■ Brief: Pick out each line of the records in which the word "sijoituksia" appears.

■ Supplied information:
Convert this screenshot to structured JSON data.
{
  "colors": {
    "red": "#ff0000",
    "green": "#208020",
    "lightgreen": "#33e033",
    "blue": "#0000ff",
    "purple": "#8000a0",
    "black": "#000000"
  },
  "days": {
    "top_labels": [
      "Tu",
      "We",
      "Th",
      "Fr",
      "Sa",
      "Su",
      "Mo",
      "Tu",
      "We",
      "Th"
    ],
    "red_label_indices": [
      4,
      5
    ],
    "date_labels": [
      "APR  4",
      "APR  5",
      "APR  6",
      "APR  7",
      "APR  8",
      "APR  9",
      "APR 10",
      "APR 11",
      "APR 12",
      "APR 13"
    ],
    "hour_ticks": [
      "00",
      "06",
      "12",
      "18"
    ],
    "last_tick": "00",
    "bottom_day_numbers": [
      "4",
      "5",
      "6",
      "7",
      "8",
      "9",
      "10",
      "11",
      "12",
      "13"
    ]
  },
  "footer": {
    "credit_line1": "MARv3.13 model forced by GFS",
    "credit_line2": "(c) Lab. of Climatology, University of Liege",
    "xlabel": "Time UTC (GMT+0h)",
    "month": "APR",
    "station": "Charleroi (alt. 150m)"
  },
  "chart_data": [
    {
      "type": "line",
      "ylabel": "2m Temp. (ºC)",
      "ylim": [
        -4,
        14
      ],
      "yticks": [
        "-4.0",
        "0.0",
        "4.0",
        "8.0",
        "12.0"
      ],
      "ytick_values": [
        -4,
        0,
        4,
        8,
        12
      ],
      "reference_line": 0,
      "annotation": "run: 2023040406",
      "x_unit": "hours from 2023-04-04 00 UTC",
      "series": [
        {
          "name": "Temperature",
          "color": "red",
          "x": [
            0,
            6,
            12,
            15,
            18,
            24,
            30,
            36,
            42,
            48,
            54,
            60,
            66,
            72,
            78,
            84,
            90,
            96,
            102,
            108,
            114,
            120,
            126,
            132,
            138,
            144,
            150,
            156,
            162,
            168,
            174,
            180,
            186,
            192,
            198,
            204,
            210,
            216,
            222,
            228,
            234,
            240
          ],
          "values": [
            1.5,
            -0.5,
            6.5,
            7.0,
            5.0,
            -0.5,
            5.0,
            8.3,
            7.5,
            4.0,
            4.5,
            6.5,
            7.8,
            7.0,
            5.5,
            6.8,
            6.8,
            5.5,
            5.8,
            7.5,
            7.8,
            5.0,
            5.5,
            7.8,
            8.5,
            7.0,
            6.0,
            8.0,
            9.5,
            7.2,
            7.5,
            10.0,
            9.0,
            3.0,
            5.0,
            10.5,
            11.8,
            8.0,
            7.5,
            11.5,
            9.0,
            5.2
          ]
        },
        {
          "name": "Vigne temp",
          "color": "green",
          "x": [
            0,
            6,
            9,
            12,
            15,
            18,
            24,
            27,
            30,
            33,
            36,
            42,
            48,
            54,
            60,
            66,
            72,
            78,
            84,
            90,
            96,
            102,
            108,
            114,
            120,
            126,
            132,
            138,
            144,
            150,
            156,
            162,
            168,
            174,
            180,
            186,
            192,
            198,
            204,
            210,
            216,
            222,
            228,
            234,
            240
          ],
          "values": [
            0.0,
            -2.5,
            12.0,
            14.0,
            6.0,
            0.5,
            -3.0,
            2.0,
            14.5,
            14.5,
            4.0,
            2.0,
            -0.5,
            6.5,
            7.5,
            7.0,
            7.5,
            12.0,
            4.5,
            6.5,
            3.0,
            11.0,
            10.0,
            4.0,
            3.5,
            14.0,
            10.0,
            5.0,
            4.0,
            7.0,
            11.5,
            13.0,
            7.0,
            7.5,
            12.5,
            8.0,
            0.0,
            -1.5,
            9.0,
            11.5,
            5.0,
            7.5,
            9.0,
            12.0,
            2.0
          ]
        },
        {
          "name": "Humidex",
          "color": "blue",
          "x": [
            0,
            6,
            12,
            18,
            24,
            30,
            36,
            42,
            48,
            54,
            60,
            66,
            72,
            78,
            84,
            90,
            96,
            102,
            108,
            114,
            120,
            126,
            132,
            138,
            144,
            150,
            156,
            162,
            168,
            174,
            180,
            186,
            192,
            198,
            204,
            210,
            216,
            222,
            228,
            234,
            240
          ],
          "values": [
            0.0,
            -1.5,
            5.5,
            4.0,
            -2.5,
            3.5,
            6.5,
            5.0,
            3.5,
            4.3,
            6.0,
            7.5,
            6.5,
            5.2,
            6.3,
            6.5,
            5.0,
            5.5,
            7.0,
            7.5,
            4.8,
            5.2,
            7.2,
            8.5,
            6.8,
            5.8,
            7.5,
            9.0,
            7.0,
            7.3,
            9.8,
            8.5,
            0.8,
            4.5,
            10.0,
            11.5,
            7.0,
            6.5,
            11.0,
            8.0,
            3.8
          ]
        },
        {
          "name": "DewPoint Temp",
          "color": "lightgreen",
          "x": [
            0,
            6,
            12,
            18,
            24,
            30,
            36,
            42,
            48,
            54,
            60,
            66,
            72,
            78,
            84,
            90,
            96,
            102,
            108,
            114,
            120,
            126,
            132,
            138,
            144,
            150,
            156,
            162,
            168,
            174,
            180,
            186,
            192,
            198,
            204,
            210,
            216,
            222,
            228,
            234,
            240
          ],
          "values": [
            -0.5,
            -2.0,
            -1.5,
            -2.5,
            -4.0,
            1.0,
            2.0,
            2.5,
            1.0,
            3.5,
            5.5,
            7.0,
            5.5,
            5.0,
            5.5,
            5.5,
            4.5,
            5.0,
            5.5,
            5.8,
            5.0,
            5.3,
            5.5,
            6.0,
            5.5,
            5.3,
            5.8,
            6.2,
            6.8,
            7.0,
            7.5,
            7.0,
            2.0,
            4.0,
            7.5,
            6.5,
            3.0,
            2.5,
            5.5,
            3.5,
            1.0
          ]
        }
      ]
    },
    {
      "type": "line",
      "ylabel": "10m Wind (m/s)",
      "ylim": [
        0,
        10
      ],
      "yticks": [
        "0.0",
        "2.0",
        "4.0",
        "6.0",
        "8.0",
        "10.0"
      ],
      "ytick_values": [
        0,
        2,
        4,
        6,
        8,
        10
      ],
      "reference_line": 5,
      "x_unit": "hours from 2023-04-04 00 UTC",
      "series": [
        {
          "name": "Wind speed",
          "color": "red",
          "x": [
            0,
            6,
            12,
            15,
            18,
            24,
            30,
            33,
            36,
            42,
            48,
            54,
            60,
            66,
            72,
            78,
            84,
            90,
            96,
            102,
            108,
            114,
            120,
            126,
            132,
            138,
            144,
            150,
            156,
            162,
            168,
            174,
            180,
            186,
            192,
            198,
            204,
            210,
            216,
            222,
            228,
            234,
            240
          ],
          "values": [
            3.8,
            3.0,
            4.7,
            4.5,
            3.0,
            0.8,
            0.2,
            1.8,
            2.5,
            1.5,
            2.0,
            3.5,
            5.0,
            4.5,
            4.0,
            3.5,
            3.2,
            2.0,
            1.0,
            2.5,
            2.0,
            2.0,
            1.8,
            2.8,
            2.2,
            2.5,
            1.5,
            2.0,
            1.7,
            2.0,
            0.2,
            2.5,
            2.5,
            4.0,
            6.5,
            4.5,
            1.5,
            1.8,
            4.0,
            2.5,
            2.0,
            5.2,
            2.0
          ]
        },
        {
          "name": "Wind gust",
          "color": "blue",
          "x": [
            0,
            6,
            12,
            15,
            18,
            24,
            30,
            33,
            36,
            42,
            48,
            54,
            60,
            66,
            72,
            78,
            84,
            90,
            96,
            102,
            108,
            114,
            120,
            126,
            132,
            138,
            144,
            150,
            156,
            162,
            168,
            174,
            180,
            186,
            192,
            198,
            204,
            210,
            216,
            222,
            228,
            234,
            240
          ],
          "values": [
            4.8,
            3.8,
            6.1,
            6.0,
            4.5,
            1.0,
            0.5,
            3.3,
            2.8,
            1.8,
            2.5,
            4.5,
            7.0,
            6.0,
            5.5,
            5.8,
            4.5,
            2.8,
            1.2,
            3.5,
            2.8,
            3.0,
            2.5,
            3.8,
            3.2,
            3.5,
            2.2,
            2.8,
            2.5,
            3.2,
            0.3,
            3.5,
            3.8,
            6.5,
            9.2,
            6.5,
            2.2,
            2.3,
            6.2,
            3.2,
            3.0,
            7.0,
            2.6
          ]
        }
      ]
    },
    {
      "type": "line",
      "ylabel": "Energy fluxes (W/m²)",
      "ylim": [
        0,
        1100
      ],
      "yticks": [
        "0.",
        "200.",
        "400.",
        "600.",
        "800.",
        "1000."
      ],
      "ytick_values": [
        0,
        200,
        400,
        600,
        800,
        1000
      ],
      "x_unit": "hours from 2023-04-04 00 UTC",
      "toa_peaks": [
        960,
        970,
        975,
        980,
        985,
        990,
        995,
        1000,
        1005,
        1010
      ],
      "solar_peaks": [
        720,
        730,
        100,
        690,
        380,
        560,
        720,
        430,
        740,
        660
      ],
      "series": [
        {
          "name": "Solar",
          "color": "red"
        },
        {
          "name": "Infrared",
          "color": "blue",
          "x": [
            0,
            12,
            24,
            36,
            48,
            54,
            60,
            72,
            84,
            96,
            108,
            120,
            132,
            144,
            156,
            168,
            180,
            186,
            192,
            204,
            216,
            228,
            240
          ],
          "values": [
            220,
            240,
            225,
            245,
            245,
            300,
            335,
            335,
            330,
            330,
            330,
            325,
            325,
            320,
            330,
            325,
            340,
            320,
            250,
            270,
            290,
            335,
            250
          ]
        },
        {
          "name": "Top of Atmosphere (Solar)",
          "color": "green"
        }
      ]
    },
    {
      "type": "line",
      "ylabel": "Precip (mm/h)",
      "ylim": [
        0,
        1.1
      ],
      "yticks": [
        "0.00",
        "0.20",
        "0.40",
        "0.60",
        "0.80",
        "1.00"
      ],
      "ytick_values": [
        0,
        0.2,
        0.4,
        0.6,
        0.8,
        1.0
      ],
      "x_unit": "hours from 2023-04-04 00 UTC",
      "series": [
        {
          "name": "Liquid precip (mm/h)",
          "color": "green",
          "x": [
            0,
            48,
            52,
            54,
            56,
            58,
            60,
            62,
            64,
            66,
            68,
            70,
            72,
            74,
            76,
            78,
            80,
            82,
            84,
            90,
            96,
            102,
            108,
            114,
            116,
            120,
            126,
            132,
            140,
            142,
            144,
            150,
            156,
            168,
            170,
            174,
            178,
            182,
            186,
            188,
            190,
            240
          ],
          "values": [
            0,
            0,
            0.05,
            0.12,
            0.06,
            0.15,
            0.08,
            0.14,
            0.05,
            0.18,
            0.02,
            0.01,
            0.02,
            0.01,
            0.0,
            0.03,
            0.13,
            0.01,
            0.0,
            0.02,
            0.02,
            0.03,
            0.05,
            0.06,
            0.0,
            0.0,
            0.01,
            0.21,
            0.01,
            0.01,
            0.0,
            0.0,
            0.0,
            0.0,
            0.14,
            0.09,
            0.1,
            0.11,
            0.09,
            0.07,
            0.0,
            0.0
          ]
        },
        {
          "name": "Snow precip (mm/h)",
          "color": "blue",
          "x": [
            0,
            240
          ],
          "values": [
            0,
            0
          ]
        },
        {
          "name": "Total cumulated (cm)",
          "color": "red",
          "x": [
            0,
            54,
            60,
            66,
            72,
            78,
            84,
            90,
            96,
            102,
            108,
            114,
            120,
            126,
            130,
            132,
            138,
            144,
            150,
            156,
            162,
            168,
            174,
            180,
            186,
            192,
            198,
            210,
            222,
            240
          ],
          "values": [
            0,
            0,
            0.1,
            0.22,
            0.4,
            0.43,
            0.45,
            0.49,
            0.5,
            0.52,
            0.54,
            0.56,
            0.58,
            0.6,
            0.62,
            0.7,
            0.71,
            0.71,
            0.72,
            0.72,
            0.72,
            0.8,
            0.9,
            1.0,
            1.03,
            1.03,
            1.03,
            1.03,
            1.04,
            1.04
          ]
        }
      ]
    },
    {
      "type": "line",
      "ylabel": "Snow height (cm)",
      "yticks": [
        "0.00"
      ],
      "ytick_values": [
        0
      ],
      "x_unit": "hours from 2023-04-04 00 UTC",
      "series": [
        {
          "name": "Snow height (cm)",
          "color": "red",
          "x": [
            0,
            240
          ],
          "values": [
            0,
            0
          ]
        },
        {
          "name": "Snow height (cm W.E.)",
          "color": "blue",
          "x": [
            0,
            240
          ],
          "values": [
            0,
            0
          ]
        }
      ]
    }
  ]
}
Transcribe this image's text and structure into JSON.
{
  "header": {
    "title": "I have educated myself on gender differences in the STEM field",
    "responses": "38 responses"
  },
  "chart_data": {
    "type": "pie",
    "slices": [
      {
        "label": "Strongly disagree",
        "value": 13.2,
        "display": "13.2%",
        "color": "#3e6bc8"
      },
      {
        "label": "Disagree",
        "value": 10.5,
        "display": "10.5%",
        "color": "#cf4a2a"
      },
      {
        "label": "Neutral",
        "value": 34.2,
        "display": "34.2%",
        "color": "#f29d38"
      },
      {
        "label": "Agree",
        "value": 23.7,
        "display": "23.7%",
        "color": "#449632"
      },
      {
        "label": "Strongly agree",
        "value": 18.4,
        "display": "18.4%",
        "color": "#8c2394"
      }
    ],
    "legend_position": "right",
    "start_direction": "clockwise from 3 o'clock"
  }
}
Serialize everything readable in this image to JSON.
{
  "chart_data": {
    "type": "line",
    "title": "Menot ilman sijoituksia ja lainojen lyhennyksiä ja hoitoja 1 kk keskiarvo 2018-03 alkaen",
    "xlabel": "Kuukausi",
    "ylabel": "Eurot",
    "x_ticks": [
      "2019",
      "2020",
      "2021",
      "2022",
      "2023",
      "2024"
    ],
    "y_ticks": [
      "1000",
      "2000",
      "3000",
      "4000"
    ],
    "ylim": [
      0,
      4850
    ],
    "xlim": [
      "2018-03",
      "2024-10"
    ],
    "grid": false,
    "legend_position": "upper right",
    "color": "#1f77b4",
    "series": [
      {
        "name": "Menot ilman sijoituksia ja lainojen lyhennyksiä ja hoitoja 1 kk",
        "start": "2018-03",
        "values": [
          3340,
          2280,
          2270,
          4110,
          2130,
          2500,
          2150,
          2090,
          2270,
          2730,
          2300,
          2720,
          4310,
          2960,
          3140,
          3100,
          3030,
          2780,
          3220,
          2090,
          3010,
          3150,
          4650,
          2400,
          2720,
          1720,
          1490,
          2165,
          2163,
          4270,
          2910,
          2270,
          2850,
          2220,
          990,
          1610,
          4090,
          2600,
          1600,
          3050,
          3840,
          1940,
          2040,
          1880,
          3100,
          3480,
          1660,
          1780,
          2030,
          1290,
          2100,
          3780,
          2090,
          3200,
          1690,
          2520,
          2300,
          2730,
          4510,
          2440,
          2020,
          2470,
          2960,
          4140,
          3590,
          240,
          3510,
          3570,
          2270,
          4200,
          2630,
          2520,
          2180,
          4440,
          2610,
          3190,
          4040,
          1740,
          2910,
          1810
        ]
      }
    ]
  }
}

■ Output for this exercise:
    "title": "Menot ilman sijoituksia ja lainojen lyhennyksiä ja hoitoja 1 kk keskiarvo 2018-03 alkaen",
        "name": "Menot ilman sijoituksia ja lainojen lyhennyksiä ja hoitoja 1 kk",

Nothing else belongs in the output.